> [Text]
- - - - -
Kapitel 3 – Eine Entscheidung muss getroffen werden
Ich bin ein Freund von Fakten, und Fakten lügen nicht. Deshalb bekommt ihr jetzt knallharte Zahlen aus der Realität:
Die Illustrationen haben mich jeweils 120€ und das Cover 200€ gekostet, bei 15 Bildern und einem Cover, ist das, trotz des Freundschaftsrabatts, eine stolze Summe von 2.000€. NUR für die Bilder. Da kamen noch die Kosten für das Lektorat und das Korrektorat (≈ 3.000€), für die Buchsatzsoftware (≈ 100€) und die Kosten der Bücher dazu, die ich als Eigenexemplare bestellt habe (≈ 1.700€). Zusätzlich kommen noch die Kosten für Werbematerialien wie Postkarten, Lesezeichen und Booklets (≈ 500€) dazu und die Materialkosten für die Goodies der Buchboxen, wie Kerzen und Dosen aus Epoxidharz (≈ 1.000€).
Heißt wir sind hier bei Kosten von um die 8.300 €.
Das ist eine ganz ordentliche Summe, die auch erstmal wieder eingespielt werden muss. Hat es das bisher?
Nach nun neun Monaten hat sich "Not the Hero" 225 mal verkauft (Ebooks, Taschenbücher, Hardcover und Buchboxen zusammengefasst) und es wurden über Amazon KU 11.148 Seiten gelesen. Daraus ergibt sich ungefähr eine Summe von 1.814 €. Das ist in meinen Augen eigentlich ein ganz gutes Ergebnis, für einen unbekannten Debütroman, den ich, gerade in den letzten Monaten, kaum bis gar nicht beworben habe.
- - - - -
> [Datensätze]

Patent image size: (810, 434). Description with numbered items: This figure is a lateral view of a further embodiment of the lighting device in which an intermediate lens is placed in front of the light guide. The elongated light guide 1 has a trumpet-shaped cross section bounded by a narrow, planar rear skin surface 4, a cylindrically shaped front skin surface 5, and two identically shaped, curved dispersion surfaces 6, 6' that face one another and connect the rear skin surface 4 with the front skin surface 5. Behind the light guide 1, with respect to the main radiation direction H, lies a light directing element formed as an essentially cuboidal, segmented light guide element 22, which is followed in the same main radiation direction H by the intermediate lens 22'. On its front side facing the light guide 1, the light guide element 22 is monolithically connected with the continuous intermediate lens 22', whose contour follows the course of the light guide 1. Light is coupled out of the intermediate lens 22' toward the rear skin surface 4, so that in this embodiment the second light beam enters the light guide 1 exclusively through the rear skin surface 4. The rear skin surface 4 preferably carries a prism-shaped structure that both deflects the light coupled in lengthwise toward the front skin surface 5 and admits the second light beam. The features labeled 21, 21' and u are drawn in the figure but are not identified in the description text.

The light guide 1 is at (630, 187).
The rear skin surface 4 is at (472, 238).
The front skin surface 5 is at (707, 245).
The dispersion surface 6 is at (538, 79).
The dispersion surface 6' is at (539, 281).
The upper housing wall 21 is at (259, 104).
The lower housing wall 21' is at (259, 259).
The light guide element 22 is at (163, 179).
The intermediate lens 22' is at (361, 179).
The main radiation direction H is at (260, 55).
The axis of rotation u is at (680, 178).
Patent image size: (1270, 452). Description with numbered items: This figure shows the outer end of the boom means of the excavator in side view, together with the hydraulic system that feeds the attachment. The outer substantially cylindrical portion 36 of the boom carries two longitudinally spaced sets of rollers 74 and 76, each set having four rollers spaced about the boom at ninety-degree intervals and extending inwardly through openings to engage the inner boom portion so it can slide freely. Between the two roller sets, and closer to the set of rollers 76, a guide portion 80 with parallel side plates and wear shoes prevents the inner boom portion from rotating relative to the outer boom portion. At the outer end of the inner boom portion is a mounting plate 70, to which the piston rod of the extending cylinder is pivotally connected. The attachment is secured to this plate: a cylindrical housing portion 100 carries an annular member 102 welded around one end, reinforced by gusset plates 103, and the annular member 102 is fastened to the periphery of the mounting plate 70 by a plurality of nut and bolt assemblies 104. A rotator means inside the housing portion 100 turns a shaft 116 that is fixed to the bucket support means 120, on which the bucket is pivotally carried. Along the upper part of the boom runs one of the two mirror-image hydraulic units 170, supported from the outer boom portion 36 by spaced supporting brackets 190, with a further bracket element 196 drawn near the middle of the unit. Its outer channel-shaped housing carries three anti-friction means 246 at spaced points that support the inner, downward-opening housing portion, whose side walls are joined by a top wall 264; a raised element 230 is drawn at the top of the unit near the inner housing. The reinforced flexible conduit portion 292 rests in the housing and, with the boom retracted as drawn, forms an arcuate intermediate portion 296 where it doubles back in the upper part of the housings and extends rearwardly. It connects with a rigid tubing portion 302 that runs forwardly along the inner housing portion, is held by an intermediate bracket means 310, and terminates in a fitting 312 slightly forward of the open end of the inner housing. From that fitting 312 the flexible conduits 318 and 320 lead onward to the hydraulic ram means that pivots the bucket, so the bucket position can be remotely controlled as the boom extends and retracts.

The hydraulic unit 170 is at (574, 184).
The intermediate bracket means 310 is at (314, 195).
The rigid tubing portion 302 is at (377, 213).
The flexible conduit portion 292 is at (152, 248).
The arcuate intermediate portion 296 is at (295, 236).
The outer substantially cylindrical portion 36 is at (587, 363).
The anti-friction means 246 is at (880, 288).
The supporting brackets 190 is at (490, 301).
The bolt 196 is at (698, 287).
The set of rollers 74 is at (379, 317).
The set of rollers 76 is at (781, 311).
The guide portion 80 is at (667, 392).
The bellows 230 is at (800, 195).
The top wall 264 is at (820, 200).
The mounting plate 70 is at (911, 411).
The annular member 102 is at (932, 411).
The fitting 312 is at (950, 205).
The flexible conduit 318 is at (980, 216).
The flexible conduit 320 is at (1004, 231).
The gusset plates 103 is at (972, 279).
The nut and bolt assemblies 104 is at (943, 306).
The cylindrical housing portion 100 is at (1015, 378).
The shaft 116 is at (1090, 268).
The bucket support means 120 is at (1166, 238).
- - - - -
> [Aufgabe] Wie oft hat sich „Not the Hero“ laut dem Text über die Buchkosten nach neun Monaten verkauft? Die Datensätze sind eigenständiges Material und gehören nicht zum Text.

> [Richtige Antwort] 225 Mal, Ebooks, Taschenbücher, Hardcover und Buchboxen zusammengefasst.